# Task:
Print the entries in full, word for word, but not the pictures.

** Begin **

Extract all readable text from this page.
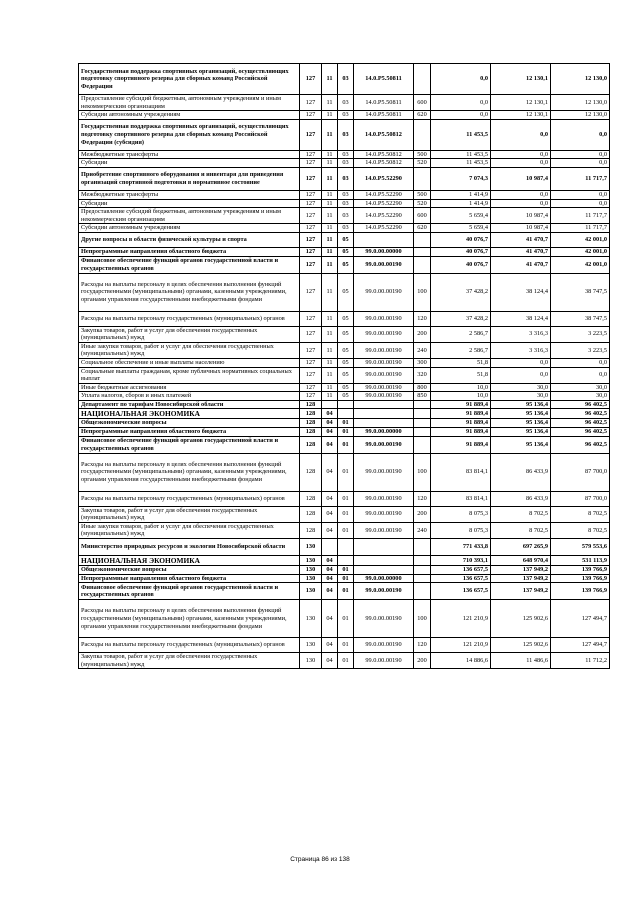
Государственная поддержка спортивных организаций, осуществляющих подготовку спортивного резерва для сборных команд Российской Федерации	127	11	03	14.0.P5.50811		0,0	12 130,1	12 130,0
Предоставление субсидий бюджетным, автономным учреждениям и иным некоммерческим организациям	127	11	03	14.0.P5.50811	600	0,0	12 130,1	12 130,0
Субсидии автономным учреждениям	127	11	03	14.0.P5.50811	620	0,0	12 130,1	12 130,0
Государственная поддержка спортивных организаций, осуществляющих подготовку спортивного резерва для сборных команд Российской Федерации (субсидия)	127	11	03	14.0.P5.50812		11 453,5	0,0	0,0
Межбюджетные трансферты	127	11	03	14.0.P5.50812	500	11 453,5	0,0	0,0
Субсидии	127	11	03	14.0.P5.50812	520	11 453,5	0,0	0,0
Приобретение спортивного оборудования и инвентаря для приведения организаций спортивной подготовки в нормативное состояние	127	11	03	14.0.P5.52290		7 074,3	10 987,4	11 717,7
Межбюджетные трансферты	127	11	03	14.0.P5.52290	500	1 414,9	0,0	0,0
Субсидии	127	11	03	14.0.P5.52290	520	1 414,9	0,0	0,0
Предоставление субсидий бюджетным, автономным учреждениям и иным некоммерческим организациям	127	11	03	14.0.P5.52290	600	5 659,4	10 987,4	11 717,7
Субсидии автономным учреждениям	127	11	03	14.0.P5.52290	620	5 659,4	10 987,4	11 717,7
Другие вопросы в области физической культуры и спорта	127	11	05			40 076,7	41 470,7	42 001,0
Непрограммные направления областного бюджета	127	11	05	99.0.00.00000		40 076,7	41 470,7	42 001,0
Финансовое обеспечение функций органов государственной власти и государственных органов	127	11	05	99.0.00.00190		40 076,7	41 470,7	42 001,0
Расходы на выплаты персоналу в целях обеспечения выполнения функций государственными (муниципальными) органами, казенными учреждениями, органами управления государственными внебюджетными фондами	127	11	05	99.0.00.00190	100	37 428,2	38 124,4	38 747,5
Расходы на выплаты персоналу государственных (муниципальных) органов	127	11	05	99.0.00.00190	120	37 428,2	38 124,4	38 747,5
Закупка товаров, работ и услуг для обеспечения государственных (муниципальных) нужд	127	11	05	99.0.00.00190	200	2 586,7	3 316,3	3 223,5
Иные закупки товаров, работ и услуг для обеспечения государственных (муниципальных) нужд	127	11	05	99.0.00.00190	240	2 586,7	3 316,3	3 223,5
Социальное обеспечение и иные выплаты населению	127	11	05	99.0.00.00190	300	51,8	0,0	0,0
Социальные выплаты гражданам, кроме публичных нормативных социальных выплат	127	11	05	99.0.00.00190	320	51,8	0,0	0,0
Иные бюджетные ассигнования	127	11	05	99.0.00.00190	800	10,0	30,0	30,0
Уплата налогов, сборов и иных платежей	127	11	05	99.0.00.00190	850	10,0	30,0	30,0
Департамент по тарифам Новосибирской области	128					91 889,4	95 136,4	96 402,5
НАЦИОНАЛЬНАЯ ЭКОНОМИКА	128	04				91 889,4	95 136,4	96 402,5
Общеэкономические вопросы	128	04	01			91 889,4	95 136,4	96 402,5
Непрограммные направления областного бюджета	128	04	01	99.0.00.00000		91 889,4	95 136,4	96 402,5
Финансовое обеспечение функций органов государственной власти и государственных органов	128	04	01	99.0.00.00190		91 889,4	95 136,4	96 402,5
Расходы на выплаты персоналу в целях обеспечения выполнения функций государственными (муниципальными) органами, казенными учреждениями, органами управления государственными внебюджетными фондами	128	04	01	99.0.00.00190	100	83 814,1	86 433,9	87 700,0
Расходы на выплаты персоналу государственных (муниципальных) органов	128	04	01	99.0.00.00190	120	83 814,1	86 433,9	87 700,0
Закупка товаров, работ и услуг для обеспечения государственных (муниципальных) нужд	128	04	01	99.0.00.00190	200	8 075,3	8 702,5	8 702,5
Иные закупки товаров, работ и услуг для обеспечения государственных (муниципальных) нужд	128	04	01	99.0.00.00190	240	8 075,3	8 702,5	8 702,5
Министерство природных ресурсов и экологии Новосибирской области	130					771 433,8	697 265,9	579 553,6
НАЦИОНАЛЬНАЯ ЭКОНОМИКА	130	04				710 393,1	648 970,4	531 113,9
Общеэкономические вопросы	130	04	01			136 657,5	137 949,2	139 766,9
Непрограммные направления областного бюджета	130	04	01	99.0.00.00000		136 657,5	137 949,2	139 766,9
Финансовое обеспечение функций органов государственной власти и государственных органов	130	04	01	99.0.00.00190		136 657,5	137 949,2	139 766,9
Расходы на выплаты персоналу в целях обеспечения выполнения функций государственными (муниципальными) органами, казенными учреждениями, органами управления государственными внебюджетными фондами	130	04	01	99.0.00.00190	100	121 210,9	125 902,6	127 494,7
Расходы на выплаты персоналу государственных (муниципальных) органов	130	04	01	99.0.00.00190	120	121 210,9	125 902,6	127 494,7
Закупка товаров, работ и услуг для обеспечения государственных (муниципальных) нужд	130	04	01	99.0.00.00190	200	14 886,6	11 486,6	11 712,2
Страница 86 из 138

** End **

# Output of the task:
Extract all readable text from this page.
Государственная поддержка спортивных организаций, осуществляющих подготовку спортивного резерва для сборных команд Российской Федерации	127	11	03	14.0.P5.50811		0,0	12 130,1	12 130,0
Предоставление субсидий бюджетным, автономным учреждениям и иным некоммерческим организациям	127	11	03	14.0.P5.50811	600	0,0	12 130,1	12 130,0
Субсидии автономным учреждениям	127	11	03	14.0.P5.50811	620	0,0	12 130,1	12 130,0
Государственная поддержка спортивных организаций, осуществляющих подготовку спортивного резерва для сборных команд Российской Федерации (субсидия)	127	11	03	14.0.P5.50812		11 453,5	0,0	0,0
Межбюджетные трансферты	127	11	03	14.0.P5.50812	500	11 453,5	0,0	0,0
Субсидии	127	11	03	14.0.P5.50812	520	11 453,5	0,0	0,0
Приобретение спортивного оборудования и инвентаря для приведения организаций спортивной подготовки в нормативное состояние	127	11	03	14.0.P5.52290		7 074,3	10 987,4	11 717,7
Межбюджетные трансферты	127	11	03	14.0.P5.52290	500	1 414,9	0,0	0,0
Субсидии	127	11	03	14.0.P5.52290	520	1 414,9	0,0	0,0
Предоставление субсидий бюджетным, автономным учреждениям и иным некоммерческим организациям	127	11	03	14.0.P5.52290	600	5 659,4	10 987,4	11 717,7
Субсидии автономным учреждениям	127	11	03	14.0.P5.52290	620	5 659,4	10 987,4	11 717,7
Другие вопросы в области физической культуры и спорта	127	11	05			40 076,7	41 470,7	42 001,0
Непрограммные направления областного бюджета	127	11	05	99.0.00.00000		40 076,7	41 470,7	42 001,0
Финансовое обеспечение функций органов государственной власти и государственных органов	127	11	05	99.0.00.00190		40 076,7	41 470,7	42 001,0
Расходы на выплаты персоналу в целях обеспечения выполнения функций государственными (муниципальными) органами, казенными учреждениями, органами управления государственными внебюджетными фондами	127	11	05	99.0.00.00190	100	37 428,2	38 124,4	38 747,5
Расходы на выплаты персоналу государственных (муниципальных) органов	127	11	05	99.0.00.00190	120	37 428,2	38 124,4	38 747,5
Закупка товаров, работ и услуг для обеспечения государственных (муниципальных) нужд	127	11	05	99.0.00.00190	200	2 586,7	3 316,3	3 223,5
Иные закупки товаров, работ и услуг для обеспечения государственных (муниципальных) нужд	127	11	05	99.0.00.00190	240	2 586,7	3 316,3	3 223,5
Социальное обеспечение и иные выплаты населению	127	11	05	99.0.00.00190	300	51,8	0,0	0,0
Социальные выплаты гражданам, кроме публичных нормативных социальных выплат	127	11	05	99.0.00.00190	320	51,8	0,0	0,0
Иные бюджетные ассигнования	127	11	05	99.0.00.00190	800	10,0	30,0	30,0
Уплата налогов, сборов и иных платежей	127	11	05	99.0.00.00190	850	10,0	30,0	30,0
Департамент по тарифам Новосибирской области	128					91 889,4	95 136,4	96 402,5
НАЦИОНАЛЬНАЯ ЭКОНОМИКА	128	04				91 889,4	95 136,4	96 402,5
Общеэкономические вопросы	128	04	01			91 889,4	95 136,4	96 402,5
Непрограммные направления областного бюджета	128	04	01	99.0.00.00000		91 889,4	95 136,4	96 402,5
Финансовое обеспечение функций органов государственной власти и государственных органов	128	04	01	99.0.00.00190		91 889,4	95 136,4	96 402,5
Расходы на выплаты персоналу в целях обеспечения выполнения функций государственными (муниципальными) органами, казенными учреждениями, органами управления государственными внебюджетными фондами	128	04	01	99.0.00.00190	100	83 814,1	86 433,9	87 700,0
Расходы на выплаты персоналу государственных (муниципальных) органов	128	04	01	99.0.00.00190	120	83 814,1	86 433,9	87 700,0
Закупка товаров, работ и услуг для обеспечения государственных (муниципальных) нужд	128	04	01	99.0.00.00190	200	8 075,3	8 702,5	8 702,5
Иные закупки товаров, работ и услуг для обеспечения государственных (муниципальных) нужд	128	04	01	99.0.00.00190	240	8 075,3	8 702,5	8 702,5
Министерство природных ресурсов и экологии Новосибирской области	130					771 433,8	697 265,9	579 553,6
НАЦИОНАЛЬНАЯ ЭКОНОМИКА	130	04				710 393,1	648 970,4	531 113,9
Общеэкономические вопросы	130	04	01			136 657,5	137 949,2	139 766,9
Непрограммные направления областного бюджета	130	04	01	99.0.00.00000		136 657,5	137 949,2	139 766,9
Финансовое обеспечение функций органов государственной власти и государственных органов	130	04	01	99.0.00.00190		136 657,5	137 949,2	139 766,9
Расходы на выплаты персоналу в целях обеспечения выполнения функций государственными (муниципальными) органами, казенными учреждениями, органами управления государственными внебюджетными фондами	130	04	01	99.0.00.00190	100	121 210,9	125 902,6	127 494,7
Расходы на выплаты персоналу государственных (муниципальных) органов	130	04	01	99.0.00.00190	120	121 210,9	125 902,6	127 494,7
Закупка товаров, работ и услуг для обеспечения государственных (муниципальных) нужд	130	04	01	99.0.00.00190	200	14 886,6	11 486,6	11 712,2
Страница 86 из 138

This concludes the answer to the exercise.